Stored items from a collection:
★ ★ ★ ★ ★ ★ ★

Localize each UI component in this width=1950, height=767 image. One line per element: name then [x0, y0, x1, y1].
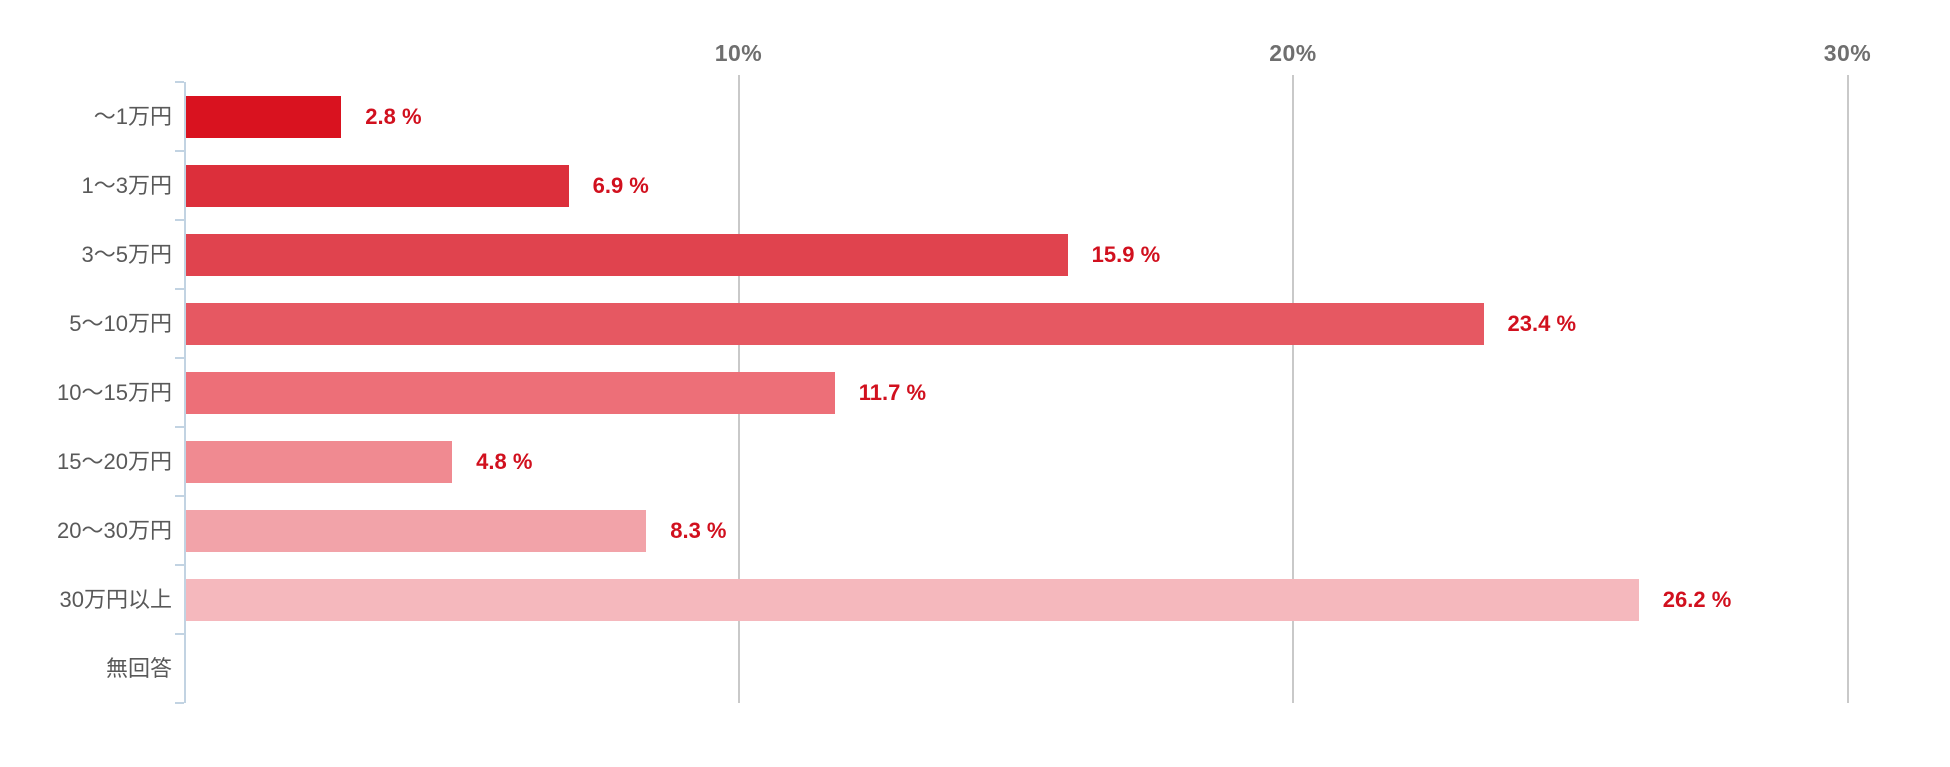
y-axis-tick [175, 288, 184, 290]
bar [186, 510, 647, 552]
category-label: ～1万円 [93, 104, 172, 129]
value-label: 11.7 % [858, 380, 927, 405]
y-axis-tick [175, 564, 184, 566]
y-axis-tick [175, 426, 184, 428]
bar [186, 96, 342, 138]
value-label: 15.9 % [1091, 242, 1161, 267]
value-label: 26.2 % [1662, 587, 1732, 612]
chart-row: 10～15万円 11.7 % [0, 358, 1950, 427]
y-axis-tick [175, 81, 184, 83]
chart-row: 5～10万円 23.4 % [0, 289, 1950, 358]
x-axis-tick-label: 30% [1823, 40, 1872, 66]
y-axis-tick [175, 495, 184, 497]
category-label: 3～5万円 [81, 242, 172, 267]
chart-row: 30万円以上 26.2 % [0, 565, 1950, 634]
y-axis-tick [175, 357, 184, 359]
bar [186, 372, 835, 414]
chart-row: ～1万円 2.8 % [0, 82, 1950, 151]
category-label: 15～20万円 [57, 449, 172, 474]
category-label: 20～30万円 [57, 518, 172, 543]
chart-row: 無回答 [0, 634, 1950, 703]
x-axis-tick-label: 10% [714, 40, 763, 66]
value-label: 4.8 % [476, 449, 533, 474]
y-axis-tick [175, 633, 184, 635]
category-label: 10～15万円 [57, 380, 172, 405]
value-label: 8.3 % [670, 518, 727, 543]
category-label: 5～10万円 [69, 311, 172, 336]
x-axis-tick-label: 20% [1269, 40, 1317, 66]
bar [186, 441, 453, 483]
category-label: 1～3万円 [81, 173, 172, 198]
y-axis-tick [175, 150, 184, 152]
chart-row: 1～3万円 6.9 % [0, 151, 1950, 220]
value-label: 23.4 % [1507, 311, 1577, 336]
value-label: 2.8 % [365, 104, 422, 129]
y-axis-line [184, 82, 186, 703]
y-axis-tick [175, 219, 184, 221]
bar [186, 303, 1484, 345]
chart-row: 3～5万円 15.9 % [0, 220, 1950, 289]
bar [186, 579, 1639, 621]
chart-row: 15～20万円 4.8 % [0, 427, 1950, 496]
bar [186, 234, 1068, 276]
bar [186, 165, 569, 207]
y-axis-tick [175, 702, 184, 704]
gridline-20% [1292, 75, 1294, 703]
category-label: 30万円以上 [59, 587, 172, 612]
chart-row: 20～30万円 8.3 % [0, 496, 1950, 565]
category-label: 無回答 [105, 656, 172, 681]
value-label: 6.9 % [592, 173, 649, 198]
gridline-30% [1846, 75, 1849, 703]
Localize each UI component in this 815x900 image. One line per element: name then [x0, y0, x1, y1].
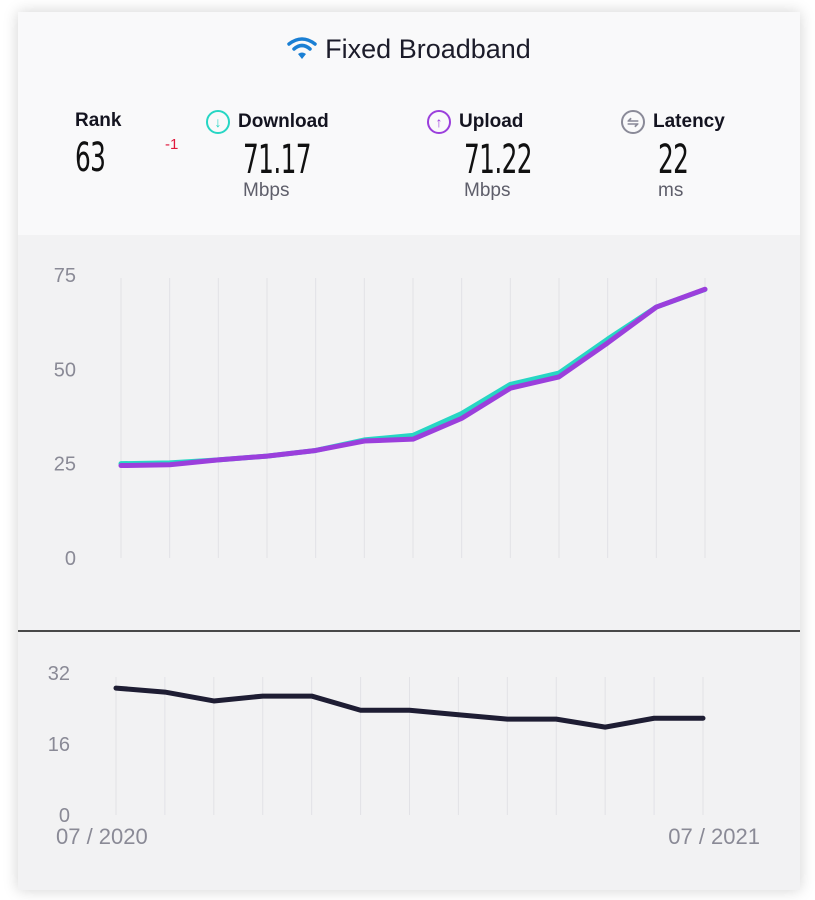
download-label: Download: [238, 111, 329, 132]
y-tick-label: 75: [54, 265, 76, 287]
download-value: 71.17: [243, 137, 312, 183]
rank-label: Rank: [75, 110, 122, 131]
x-tick-label: 07 / 2021: [668, 824, 760, 849]
x-tick-label: 07 / 2020: [56, 824, 148, 849]
arrow-up-circle-icon: ↑: [427, 110, 451, 134]
card-title: Fixed Broadband: [18, 34, 800, 65]
title-text: Fixed Broadband: [325, 34, 531, 64]
rank-delta: -1: [165, 136, 179, 153]
upload-unit: Mbps: [464, 180, 511, 201]
upload-metric: ↑ Upload 71.22 Mbps: [427, 110, 574, 202]
y-tick-label: 16: [48, 734, 70, 756]
y-tick-label: 25: [54, 454, 76, 476]
wifi-icon: [287, 37, 317, 59]
latency-unit: ms: [658, 180, 684, 201]
download-metric: ↓ Download 71.17 Mbps: [206, 110, 353, 202]
y-tick-label: 32: [48, 663, 70, 685]
latency-value: 22: [658, 137, 689, 183]
arrow-down-circle-icon: ↓: [206, 110, 230, 134]
latency-metric: ⇋ Latency 22 ms: [621, 110, 725, 202]
y-tick-label: 50: [54, 359, 76, 381]
download-unit: Mbps: [243, 180, 290, 201]
y-tick-label: 0: [59, 805, 70, 827]
y-tick-label: 0: [65, 548, 76, 570]
rank-value: 63: [75, 135, 106, 181]
series-line: [113, 685, 706, 730]
latency-circle-icon: ⇋: [621, 110, 645, 134]
rank-metric: Rank 63 -1: [75, 110, 178, 181]
summary-header: Fixed Broadband Rank 63 -1 ↓ Download 71.…: [18, 12, 800, 235]
series-line: [118, 286, 708, 469]
upload-label: Upload: [459, 111, 524, 132]
upload-value: 71.22: [464, 137, 533, 183]
latency-label: Latency: [653, 111, 725, 132]
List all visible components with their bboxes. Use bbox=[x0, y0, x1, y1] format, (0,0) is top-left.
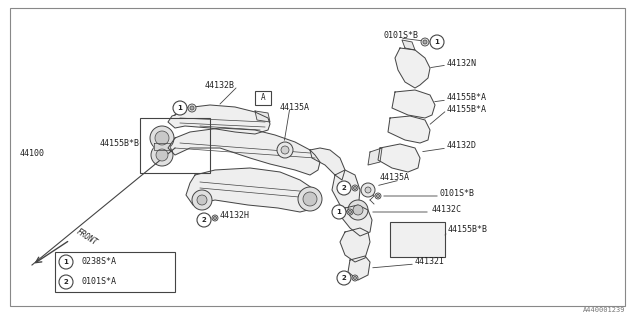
Circle shape bbox=[155, 131, 169, 145]
Text: 44155B*A: 44155B*A bbox=[447, 105, 487, 114]
Polygon shape bbox=[378, 144, 420, 172]
Circle shape bbox=[197, 213, 211, 227]
Text: FRONT: FRONT bbox=[75, 227, 99, 247]
Bar bbox=[55, 252, 175, 292]
Text: 44132N: 44132N bbox=[447, 59, 477, 68]
Circle shape bbox=[421, 38, 429, 46]
Circle shape bbox=[190, 106, 194, 110]
Polygon shape bbox=[340, 228, 370, 262]
Circle shape bbox=[352, 275, 358, 281]
Text: 0101S*B: 0101S*B bbox=[383, 31, 418, 41]
Polygon shape bbox=[332, 170, 360, 215]
Text: 0101S*B: 0101S*B bbox=[440, 189, 475, 198]
Text: 1: 1 bbox=[337, 209, 341, 215]
Circle shape bbox=[337, 271, 351, 285]
Circle shape bbox=[277, 142, 293, 158]
Text: 0101S*A: 0101S*A bbox=[82, 277, 117, 286]
Circle shape bbox=[197, 195, 207, 205]
Circle shape bbox=[352, 185, 358, 191]
Text: 44155B*B: 44155B*B bbox=[100, 139, 140, 148]
Circle shape bbox=[298, 187, 322, 211]
Circle shape bbox=[59, 255, 73, 269]
Bar bbox=[140, 118, 210, 173]
Polygon shape bbox=[368, 148, 382, 165]
Text: 1: 1 bbox=[63, 259, 68, 265]
Circle shape bbox=[376, 195, 380, 197]
Polygon shape bbox=[402, 40, 415, 50]
Circle shape bbox=[365, 187, 371, 193]
Text: 44135A: 44135A bbox=[280, 102, 310, 111]
Polygon shape bbox=[255, 111, 270, 122]
Text: 0238S*A: 0238S*A bbox=[82, 258, 117, 267]
Circle shape bbox=[59, 275, 73, 289]
Circle shape bbox=[423, 40, 427, 44]
Polygon shape bbox=[154, 143, 170, 150]
Text: 44132H: 44132H bbox=[220, 211, 250, 220]
Text: 44100: 44100 bbox=[20, 148, 45, 157]
Polygon shape bbox=[348, 256, 370, 280]
Text: 1: 1 bbox=[435, 39, 440, 45]
Circle shape bbox=[151, 144, 173, 166]
Text: 2: 2 bbox=[342, 275, 346, 281]
Text: 44155B*A: 44155B*A bbox=[447, 93, 487, 102]
Circle shape bbox=[430, 35, 444, 49]
Text: 44132C: 44132C bbox=[432, 205, 462, 214]
Circle shape bbox=[192, 190, 212, 210]
Text: 2: 2 bbox=[63, 279, 68, 285]
Circle shape bbox=[347, 209, 353, 215]
Polygon shape bbox=[395, 48, 430, 88]
Circle shape bbox=[332, 205, 346, 219]
Text: 1: 1 bbox=[177, 105, 182, 111]
Polygon shape bbox=[310, 148, 345, 180]
Circle shape bbox=[361, 183, 375, 197]
Text: 44132B: 44132B bbox=[205, 82, 235, 91]
Circle shape bbox=[214, 217, 216, 220]
Text: 44132I: 44132I bbox=[415, 258, 445, 267]
Circle shape bbox=[303, 192, 317, 206]
Circle shape bbox=[212, 215, 218, 221]
Polygon shape bbox=[392, 90, 435, 118]
Polygon shape bbox=[342, 205, 372, 236]
Text: A: A bbox=[260, 93, 266, 102]
Circle shape bbox=[281, 146, 289, 154]
Circle shape bbox=[348, 200, 368, 220]
Bar bbox=[390, 222, 445, 257]
Bar bbox=[255, 91, 271, 105]
Text: 44132D: 44132D bbox=[447, 141, 477, 150]
Circle shape bbox=[188, 104, 196, 112]
Circle shape bbox=[375, 193, 381, 199]
Circle shape bbox=[353, 187, 356, 189]
Circle shape bbox=[349, 211, 351, 213]
Circle shape bbox=[173, 101, 187, 115]
Polygon shape bbox=[388, 116, 430, 143]
Text: 2: 2 bbox=[342, 185, 346, 191]
Text: 44155B*B: 44155B*B bbox=[448, 226, 488, 235]
Circle shape bbox=[353, 205, 363, 215]
Polygon shape bbox=[168, 128, 320, 175]
Circle shape bbox=[156, 149, 168, 161]
Circle shape bbox=[150, 126, 174, 150]
Text: 2: 2 bbox=[202, 217, 206, 223]
Polygon shape bbox=[168, 105, 270, 134]
Circle shape bbox=[337, 181, 351, 195]
Text: 44135A: 44135A bbox=[380, 173, 410, 182]
Text: A440001239: A440001239 bbox=[582, 307, 625, 313]
Circle shape bbox=[353, 276, 356, 279]
Polygon shape bbox=[186, 168, 318, 212]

★ ★ ★ ★ ★ ★ ★

_THE REQUEST_.
Please count the lines above that contain the string "category", with case counting, and give only the number.

_RESPONSE TO THE EXERCISE_.
9